— MATERIAL TO PROCESS —

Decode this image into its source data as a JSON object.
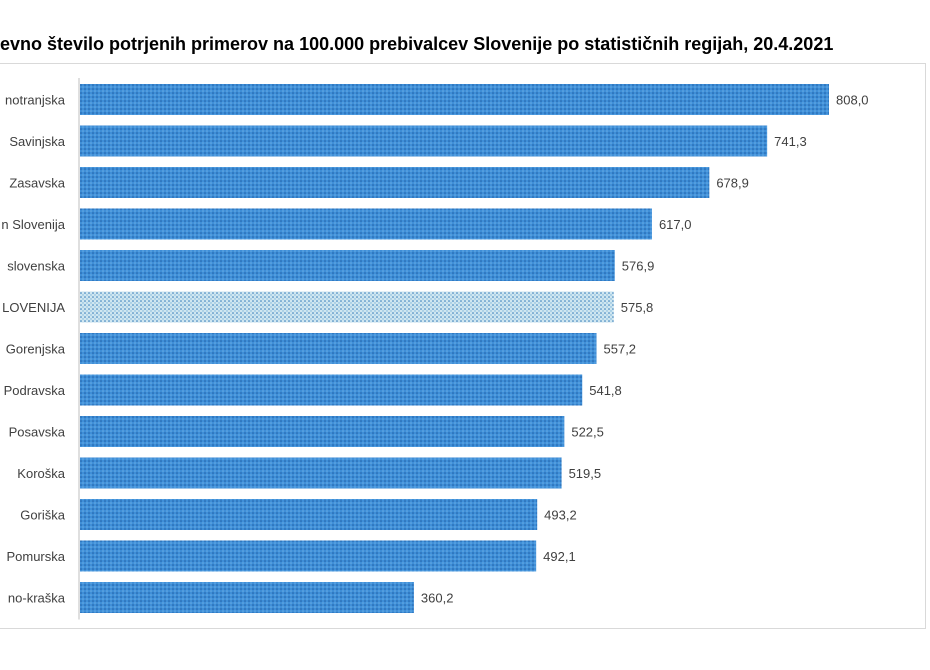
{
  "chart_data": {
    "type": "bar",
    "orientation": "horizontal",
    "title": "evno število potrjenih primerov na 100.000 prebivalcev Slovenije po statističnih regijah, 20.4.2021",
    "categories": [
      "notranjska",
      "Savinjska",
      "Zasavska",
      "n Slovenija",
      "slovenska",
      "LOVENIJA",
      "Gorenjska",
      "Podravska",
      "Posavska",
      "Koroška",
      "Goriška",
      "Pomurska",
      "no-kraška"
    ],
    "values": [
      808.0,
      741.3,
      678.9,
      617.0,
      576.9,
      575.8,
      557.2,
      541.8,
      522.5,
      519.5,
      493.2,
      492.1,
      360.2
    ],
    "value_labels": [
      "808,0",
      "741,3",
      "678,9",
      "617,0",
      "576,9",
      "575,8",
      "557,2",
      "541,8",
      "522,5",
      "519,5",
      "493,2",
      "492,1",
      "360,2"
    ],
    "highlighted": [
      false,
      false,
      false,
      false,
      false,
      true,
      false,
      false,
      false,
      false,
      false,
      false,
      false
    ],
    "xlim": [
      0,
      808
    ],
    "grid": false,
    "legend": "none",
    "colors": {
      "bar": "#3f8fd8",
      "bar_dots": "#1f5fa6",
      "highlight": "#cfe6f0",
      "highlight_dots": "#2f78b8",
      "axis": "#bfbfbf",
      "text": "#404040"
    }
  }
}
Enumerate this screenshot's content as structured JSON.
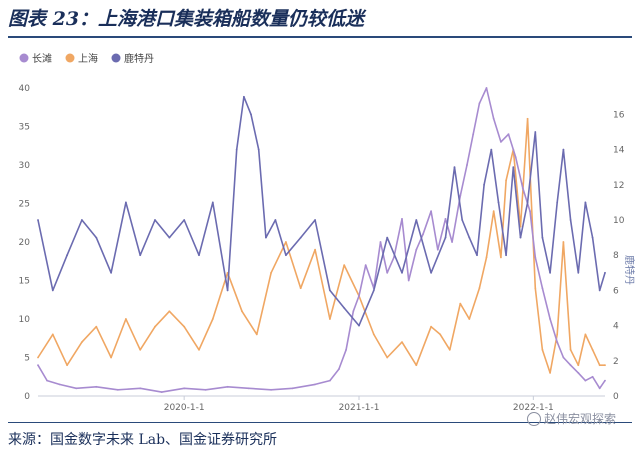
{
  "header": {
    "title": "图表 23：上海港口集装箱船数量仍较低迷"
  },
  "footer": {
    "source": "来源：国金数字未来 Lab、国金证券研究所",
    "watermark": "赵伟宏观探索",
    "watermark_icon": "wechat-logo"
  },
  "chart_data": {
    "type": "line",
    "title": "",
    "xlabel": "",
    "ylabel": "",
    "y2label": "鹿特丹",
    "legend_position": "top-left",
    "grid": false,
    "x_range": [
      "2019-03-01",
      "2022-05-31"
    ],
    "x_ticks": [
      "2020-1-1",
      "2021-1-1",
      "2022-1-1"
    ],
    "ylim": [
      0,
      40
    ],
    "y_ticks": [
      0,
      5,
      10,
      15,
      20,
      25,
      30,
      35,
      40
    ],
    "y2lim": [
      0,
      17.5
    ],
    "y2_ticks": [
      0,
      2,
      4,
      6,
      8,
      10,
      12,
      14,
      16
    ],
    "series": [
      {
        "name": "长滩",
        "color": "#a78bd0",
        "axis": "left",
        "x": [
          "2019-03-01",
          "2019-03-20",
          "2019-04-15",
          "2019-05-20",
          "2019-07-01",
          "2019-08-15",
          "2019-10-01",
          "2019-11-15",
          "2020-01-01",
          "2020-02-15",
          "2020-04-01",
          "2020-05-15",
          "2020-07-01",
          "2020-08-15",
          "2020-10-01",
          "2020-11-01",
          "2020-11-20",
          "2020-12-05",
          "2020-12-20",
          "2021-01-01",
          "2021-01-15",
          "2021-02-01",
          "2021-02-15",
          "2021-03-01",
          "2021-03-15",
          "2021-04-01",
          "2021-04-15",
          "2021-05-01",
          "2021-05-15",
          "2021-06-01",
          "2021-06-15",
          "2021-07-01",
          "2021-07-15",
          "2021-08-01",
          "2021-08-15",
          "2021-08-28",
          "2021-09-10",
          "2021-09-25",
          "2021-10-10",
          "2021-10-25",
          "2021-11-10",
          "2021-11-25",
          "2021-12-10",
          "2021-12-25",
          "2022-01-05",
          "2022-01-20",
          "2022-02-05",
          "2022-02-20",
          "2022-03-05",
          "2022-03-20",
          "2022-04-05",
          "2022-04-20",
          "2022-05-05",
          "2022-05-20",
          "2022-05-31"
        ],
        "values": [
          4,
          2,
          1.5,
          1,
          1.2,
          0.8,
          1,
          0.5,
          1,
          0.8,
          1.2,
          1,
          0.8,
          1,
          1.5,
          2,
          3.5,
          6,
          11,
          13,
          17,
          14,
          20,
          16,
          18,
          23,
          15,
          19,
          21,
          24,
          19,
          23,
          20,
          26,
          30,
          34,
          38,
          40,
          36,
          33,
          34,
          31,
          27,
          24,
          18,
          14,
          10,
          7,
          5,
          4,
          3,
          2,
          2.5,
          1,
          2
        ]
      },
      {
        "name": "上海",
        "color": "#f0a763",
        "axis": "left",
        "x": [
          "2019-03-01",
          "2019-04-01",
          "2019-05-01",
          "2019-06-01",
          "2019-07-01",
          "2019-08-01",
          "2019-09-01",
          "2019-10-01",
          "2019-11-01",
          "2019-12-01",
          "2020-01-01",
          "2020-02-01",
          "2020-03-01",
          "2020-04-01",
          "2020-05-01",
          "2020-06-01",
          "2020-07-01",
          "2020-08-01",
          "2020-09-01",
          "2020-10-01",
          "2020-11-01",
          "2020-12-01",
          "2021-01-01",
          "2021-02-01",
          "2021-03-01",
          "2021-04-01",
          "2021-05-01",
          "2021-06-01",
          "2021-06-20",
          "2021-07-10",
          "2021-08-01",
          "2021-08-20",
          "2021-09-10",
          "2021-09-25",
          "2021-10-10",
          "2021-10-25",
          "2021-11-05",
          "2021-11-20",
          "2021-12-05",
          "2021-12-20",
          "2022-01-05",
          "2022-01-20",
          "2022-02-05",
          "2022-02-20",
          "2022-03-05",
          "2022-03-20",
          "2022-04-05",
          "2022-04-20",
          "2022-05-05",
          "2022-05-20",
          "2022-05-31"
        ],
        "values": [
          5,
          8,
          4,
          7,
          9,
          5,
          10,
          6,
          9,
          11,
          9,
          6,
          10,
          16,
          11,
          8,
          16,
          20,
          14,
          19,
          10,
          17,
          13,
          8,
          5,
          7,
          4,
          9,
          8,
          6,
          12,
          10,
          14,
          18,
          24,
          18,
          28,
          32,
          22,
          36,
          14,
          6,
          3,
          8,
          20,
          6,
          4,
          8,
          6,
          4,
          4
        ]
      },
      {
        "name": "鹿特丹",
        "color": "#6b6bb0",
        "axis": "right",
        "x": [
          "2019-03-01",
          "2019-04-01",
          "2019-05-01",
          "2019-06-01",
          "2019-07-01",
          "2019-08-01",
          "2019-09-01",
          "2019-10-01",
          "2019-11-01",
          "2019-12-01",
          "2020-01-01",
          "2020-02-01",
          "2020-03-01",
          "2020-04-01",
          "2020-04-20",
          "2020-05-05",
          "2020-05-20",
          "2020-06-05",
          "2020-06-20",
          "2020-07-10",
          "2020-08-01",
          "2020-09-01",
          "2020-10-01",
          "2020-11-01",
          "2020-12-01",
          "2021-01-01",
          "2021-02-01",
          "2021-03-01",
          "2021-04-01",
          "2021-05-01",
          "2021-06-01",
          "2021-07-01",
          "2021-07-20",
          "2021-08-05",
          "2021-08-20",
          "2021-09-05",
          "2021-09-20",
          "2021-10-05",
          "2021-10-20",
          "2021-11-05",
          "2021-11-20",
          "2021-12-05",
          "2021-12-20",
          "2022-01-05",
          "2022-01-20",
          "2022-02-05",
          "2022-02-20",
          "2022-03-05",
          "2022-03-20",
          "2022-04-05",
          "2022-04-20",
          "2022-05-05",
          "2022-05-20",
          "2022-05-31"
        ],
        "values": [
          10,
          6,
          8,
          10,
          9,
          7,
          11,
          8,
          10,
          9,
          10,
          8,
          11,
          6,
          14,
          17,
          16,
          14,
          9,
          10,
          8,
          9,
          10,
          6,
          5,
          4,
          6,
          9,
          7,
          10,
          7,
          9,
          13,
          10,
          9,
          8,
          12,
          14,
          11,
          8,
          13,
          9,
          11,
          15,
          9,
          7,
          11,
          14,
          10,
          7,
          11,
          9,
          6,
          7
        ]
      }
    ]
  }
}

— WHAT TO DO —
In the data above, how many lines contain the string "this"? Answer with the number only.

— EXERCISE OUTPUT —
2